Work instructions. Scan the entries below and extract each line with the word "正确答案" in it.

* * * * * * * * *

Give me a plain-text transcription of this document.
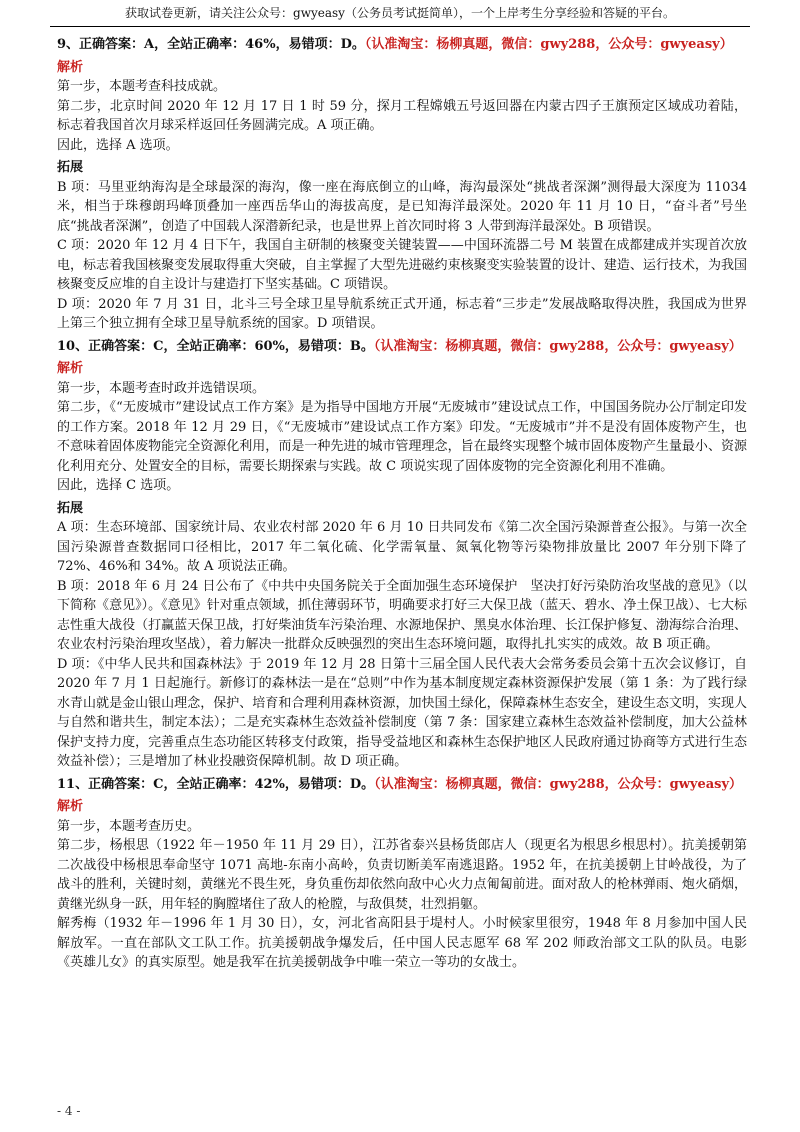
获取试卷更新，请关注公众号：gwyeasy（公务员考试挺简单），一个上岸考生分享经验和答疑的平台。
9、正确答案：A，全站正确率：46%，易错项：D。（认准淘宝：杨柳真题，微信：gwy288，公众号：gwyeasy）
解析

第一步，本题考查科技成就。

第二步，北京时间 2020 年 12 月 17 日 1 时 59 分，探月工程嫦娥五号返回器在内蒙古四子王旗预定区域成功着陆，标志着我国首次月球采样返回任务圆满完成。A 项正确。

因此，选择 A 选项。

拓展

B 项：马里亚纳海沟是全球最深的海沟，像一座在海底倒立的山峰，海沟最深处“挑战者深渊”测得最大深度为 11034 米，相当于珠穆朗玛峰顶叠加一座西岳华山的海拔高度，是已知海洋最深处。2020 年 11 月 10 日，“奋斗者”号坐底“挑战者深渊”，创造了中国载人深潜新纪录，也是世界上首次同时将 3 人带到海洋最深处。B 项错误。

C 项：2020 年 12 月 4 日下午，我国自主研制的核聚变关键装置——中国环流器二号 M 装置在成都建成并实现首次放电，标志着我国核聚变发展取得重大突破，自主掌握了大型先进磁约束核聚变实验装置的设计、建造、运行技术，为我国核聚变反应堆的自主设计与建造打下坚实基础。C 项错误。

D 项：2020 年 7 月 31 日，北斗三号全球卫星导航系统正式开通，标志着“三步走”发展战略取得决胜，我国成为世界上第三个独立拥有全球卫星导航系统的国家。D 项错误。

10、正确答案：C，全站正确率：60%，易错项：B。（认准淘宝：杨柳真题，微信：gwy288，公众号：gwyeasy）
解析

第一步，本题考查时政并选错误项。

第二步，《“无废城市”建设试点工作方案》是为指导中国地方开展“无废城市”建设试点工作，中国国务院办公厅制定印发的工作方案。2018 年 12 月 29 日，《“无废城市”建设试点工作方案》印发。“无废城市”并不是没有固体废物产生，也不意味着固体废物能完全资源化利用，而是一种先进的城市管理理念，旨在最终实现整个城市固体废物产生量最小、资源化利用充分、处置安全的目标，需要长期探索与实践。故 C 项说实现了固体废物的完全资源化利用不准确。

因此，选择 C 选项。

拓展

A 项：生态环境部、国家统计局、农业农村部 2020 年 6 月 10 日共同发布《第二次全国污染源普查公报》。与第一次全国污染源普查数据同口径相比，2017 年二氧化硫、化学需氧量、氮氧化物等污染物排放量比 2007 年分别下降了 72%、46%和 34%。故 A 项说法正确。

B 项：2018 年 6 月 24 日公布了《中共中央国务院关于全面加强生态环境保护　坚决打好污染防治攻坚战的意见》（以下简称《意见》）。《意见》针对重点领域，抓住薄弱环节，明确要求打好三大保卫战（蓝天、碧水、净土保卫战）、七大标志性重大战役（打赢蓝天保卫战，打好柴油货车污染治理、水源地保护、黑臭水体治理、长江保护修复、渤海综合治理、农业农村污染治理攻坚战），着力解决一批群众反映强烈的突出生态环境问题，取得扎扎实实的成效。故 B 项正确。

D 项：《中华人民共和国森林法》于 2019 年 12 月 28 日第十三届全国人民代表大会常务委员会第十五次会议修订，自 2020 年 7 月 1 日起施行。新修订的森林法一是在“总则”中作为基本制度规定森林资源保护发展（第 1 条：为了践行绿水青山就是金山银山理念，保护、培育和合理利用森林资源，加快国土绿化，保障森林生态安全，建设生态文明，实现人与自然和谐共生，制定本法）；二是充实森林生态效益补偿制度（第 7 条：国家建立森林生态效益补偿制度，加大公益林保护支持力度，完善重点生态功能区转移支付政策，指导受益地区和森林生态保护地区人民政府通过协商等方式进行生态效益补偿）；三是增加了林业投融资保障机制。故 D 项正确。

11、正确答案：C，全站正确率：42%，易错项：D。（认准淘宝：杨柳真题，微信：gwy288，公众号：gwyeasy）
解析

第一步，本题考查历史。

第二步，杨根思（1922 年－1950 年 11 月 29 日），江苏省泰兴县杨货郎店人（现更名为根思乡根思村）。抗美援朝第二次战役中杨根思奉命坚守 1071 高地-东南小高岭，负责切断美军南逃退路。1952 年，在抗美援朝上甘岭战役，为了战斗的胜利，关键时刻，黄继光不畏生死，身负重伤却依然向敌中心火力点匍匐前进。面对敌人的枪林弹雨、炮火硝烟，黄继光纵身一跃，用年轻的胸膛堵住了敌人的枪膛，与敌俱焚，壮烈捐躯。

解秀梅（1932 年－1996 年 1 月 30 日），女，河北省高阳县于堤村人。小时候家里很穷，1948 年 8 月参加中国人民解放军。一直在部队文工队工作。抗美援朝战争爆发后，任中国人民志愿军 68 军 202 师政治部文工队的队员。电影《英雄儿女》的真实原型。她是我军在抗美援朝战争中唯一荣立一等功的女战士。

- 4 -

* * * * * * * * *

Solution to this problem.
9、正确答案：A，全站正确率：46%，易错项：D。（认准淘宝：杨柳真题，微信：gwy288，公众号：gwyeasy）
10、正确答案：C，全站正确率：60%，易错项：B。（认准淘宝：杨柳真题，微信：gwy288，公众号：gwyeasy）
11、正确答案：C，全站正确率：42%，易错项：D。（认准淘宝：杨柳真题，微信：gwy288，公众号：gwyeasy）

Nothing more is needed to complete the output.